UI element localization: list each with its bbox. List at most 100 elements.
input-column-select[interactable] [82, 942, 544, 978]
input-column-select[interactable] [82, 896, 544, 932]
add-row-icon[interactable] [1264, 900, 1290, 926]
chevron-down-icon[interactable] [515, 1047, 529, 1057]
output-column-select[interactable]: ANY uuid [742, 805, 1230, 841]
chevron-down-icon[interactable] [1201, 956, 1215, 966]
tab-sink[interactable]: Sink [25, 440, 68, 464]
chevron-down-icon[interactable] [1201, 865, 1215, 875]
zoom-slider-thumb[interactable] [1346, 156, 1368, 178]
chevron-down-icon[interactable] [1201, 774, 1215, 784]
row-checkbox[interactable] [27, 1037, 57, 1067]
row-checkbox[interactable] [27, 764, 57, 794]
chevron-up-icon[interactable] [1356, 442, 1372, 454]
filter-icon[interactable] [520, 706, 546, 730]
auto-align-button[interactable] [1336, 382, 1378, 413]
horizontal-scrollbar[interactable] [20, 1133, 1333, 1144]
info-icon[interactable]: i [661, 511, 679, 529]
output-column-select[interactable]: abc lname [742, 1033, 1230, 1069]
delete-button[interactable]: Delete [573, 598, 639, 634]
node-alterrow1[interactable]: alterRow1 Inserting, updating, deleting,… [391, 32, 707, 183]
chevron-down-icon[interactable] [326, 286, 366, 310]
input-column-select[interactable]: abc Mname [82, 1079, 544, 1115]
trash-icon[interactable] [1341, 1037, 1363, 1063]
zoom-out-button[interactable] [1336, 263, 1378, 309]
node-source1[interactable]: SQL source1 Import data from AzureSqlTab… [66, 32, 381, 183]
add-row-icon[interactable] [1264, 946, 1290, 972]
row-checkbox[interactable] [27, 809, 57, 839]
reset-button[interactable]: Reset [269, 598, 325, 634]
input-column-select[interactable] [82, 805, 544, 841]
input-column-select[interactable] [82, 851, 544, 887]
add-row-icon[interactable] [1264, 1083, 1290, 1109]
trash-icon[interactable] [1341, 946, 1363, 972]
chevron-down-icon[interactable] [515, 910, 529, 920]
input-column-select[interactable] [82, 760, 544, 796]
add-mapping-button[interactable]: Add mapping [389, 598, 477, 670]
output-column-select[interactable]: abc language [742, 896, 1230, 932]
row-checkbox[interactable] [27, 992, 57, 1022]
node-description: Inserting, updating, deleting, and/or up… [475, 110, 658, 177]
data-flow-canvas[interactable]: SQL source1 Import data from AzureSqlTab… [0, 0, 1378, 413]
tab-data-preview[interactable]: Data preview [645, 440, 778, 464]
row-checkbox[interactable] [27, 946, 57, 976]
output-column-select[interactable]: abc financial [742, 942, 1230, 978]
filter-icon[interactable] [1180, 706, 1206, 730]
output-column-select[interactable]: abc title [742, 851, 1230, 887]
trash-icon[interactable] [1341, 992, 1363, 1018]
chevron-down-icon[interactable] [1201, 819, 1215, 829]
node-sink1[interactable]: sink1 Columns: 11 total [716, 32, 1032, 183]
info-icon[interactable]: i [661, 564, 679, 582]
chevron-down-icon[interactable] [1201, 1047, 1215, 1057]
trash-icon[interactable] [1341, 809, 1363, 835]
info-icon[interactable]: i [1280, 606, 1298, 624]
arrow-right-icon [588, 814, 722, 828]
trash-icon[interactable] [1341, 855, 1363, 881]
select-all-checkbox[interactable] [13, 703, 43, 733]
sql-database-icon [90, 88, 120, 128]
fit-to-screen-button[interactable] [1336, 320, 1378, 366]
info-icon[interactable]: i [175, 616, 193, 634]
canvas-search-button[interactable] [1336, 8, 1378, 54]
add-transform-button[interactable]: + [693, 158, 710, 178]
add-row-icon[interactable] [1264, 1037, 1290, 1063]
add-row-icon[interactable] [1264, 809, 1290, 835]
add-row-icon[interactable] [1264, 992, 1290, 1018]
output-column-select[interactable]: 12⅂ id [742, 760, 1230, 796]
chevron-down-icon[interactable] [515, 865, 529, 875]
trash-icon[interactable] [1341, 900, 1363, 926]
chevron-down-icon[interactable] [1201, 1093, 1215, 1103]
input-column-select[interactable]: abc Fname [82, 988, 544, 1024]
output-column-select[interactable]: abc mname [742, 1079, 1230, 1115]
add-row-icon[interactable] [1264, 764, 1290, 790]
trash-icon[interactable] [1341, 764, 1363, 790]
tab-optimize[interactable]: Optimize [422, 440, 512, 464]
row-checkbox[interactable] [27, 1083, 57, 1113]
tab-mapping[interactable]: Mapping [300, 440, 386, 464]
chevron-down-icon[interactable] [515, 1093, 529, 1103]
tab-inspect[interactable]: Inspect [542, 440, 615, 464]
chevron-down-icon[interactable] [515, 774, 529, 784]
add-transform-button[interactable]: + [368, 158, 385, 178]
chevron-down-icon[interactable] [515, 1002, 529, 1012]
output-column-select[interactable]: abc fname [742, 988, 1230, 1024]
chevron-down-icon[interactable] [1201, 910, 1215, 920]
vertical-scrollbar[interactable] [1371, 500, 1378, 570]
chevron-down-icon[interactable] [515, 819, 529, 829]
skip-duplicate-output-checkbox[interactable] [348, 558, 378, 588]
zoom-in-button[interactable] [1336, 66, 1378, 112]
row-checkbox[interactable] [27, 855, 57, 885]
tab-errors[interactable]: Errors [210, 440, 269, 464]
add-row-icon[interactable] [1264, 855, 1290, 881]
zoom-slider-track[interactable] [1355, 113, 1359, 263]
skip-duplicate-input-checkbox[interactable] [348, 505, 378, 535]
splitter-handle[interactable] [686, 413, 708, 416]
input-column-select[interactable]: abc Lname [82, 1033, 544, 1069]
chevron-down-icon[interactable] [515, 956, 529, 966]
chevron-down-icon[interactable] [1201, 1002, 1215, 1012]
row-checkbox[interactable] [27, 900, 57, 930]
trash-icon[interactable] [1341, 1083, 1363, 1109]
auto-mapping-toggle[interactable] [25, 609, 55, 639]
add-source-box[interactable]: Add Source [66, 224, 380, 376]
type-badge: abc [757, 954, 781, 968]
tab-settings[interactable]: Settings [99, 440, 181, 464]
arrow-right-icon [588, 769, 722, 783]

::::

Instructions for the task: Give the lines as a numbered list, starting at the first line and ending at the line that contains "input-column-select[interactable]: abc Mname". Skip any blank lines.

Response to the exercise:
1. UI element localization: list each with its bbox. List at most 100 elements.
2. input-column-select[interactable] [82, 942, 544, 978]
3. input-column-select[interactable] [82, 896, 544, 932]
4. add-row-icon[interactable] [1264, 900, 1290, 926]
5. chevron-down-icon[interactable] [515, 1047, 529, 1057]
6. output-column-select[interactable]: ANY uuid [742, 805, 1230, 841]
7. chevron-down-icon[interactable] [1201, 956, 1215, 966]
8. tab-sink[interactable]: Sink [25, 440, 68, 464]
9. chevron-down-icon[interactable] [1201, 865, 1215, 875]
10. zoom-slider-thumb[interactable] [1346, 156, 1368, 178]
11. chevron-down-icon[interactable] [1201, 774, 1215, 784]
12. row-checkbox[interactable] [27, 1037, 57, 1067]
13. row-checkbox[interactable] [27, 764, 57, 794]
14. chevron-up-icon[interactable] [1356, 442, 1372, 454]
15. filter-icon[interactable] [520, 706, 546, 730]
16. auto-align-button[interactable] [1336, 382, 1378, 413]
17. horizontal-scrollbar[interactable] [20, 1133, 1333, 1144]
18. info-icon[interactable]: i [661, 511, 679, 529]
19. output-column-select[interactable]: abc lname [742, 1033, 1230, 1069]
20. delete-button[interactable]: Delete [573, 598, 639, 634]
21. node-alterrow1[interactable]: alterRow1 Inserting, updating, deleting,… [391, 32, 707, 183]
22. chevron-down-icon[interactable] [326, 286, 366, 310]
23. input-column-select[interactable]: abc Mname [82, 1079, 544, 1115]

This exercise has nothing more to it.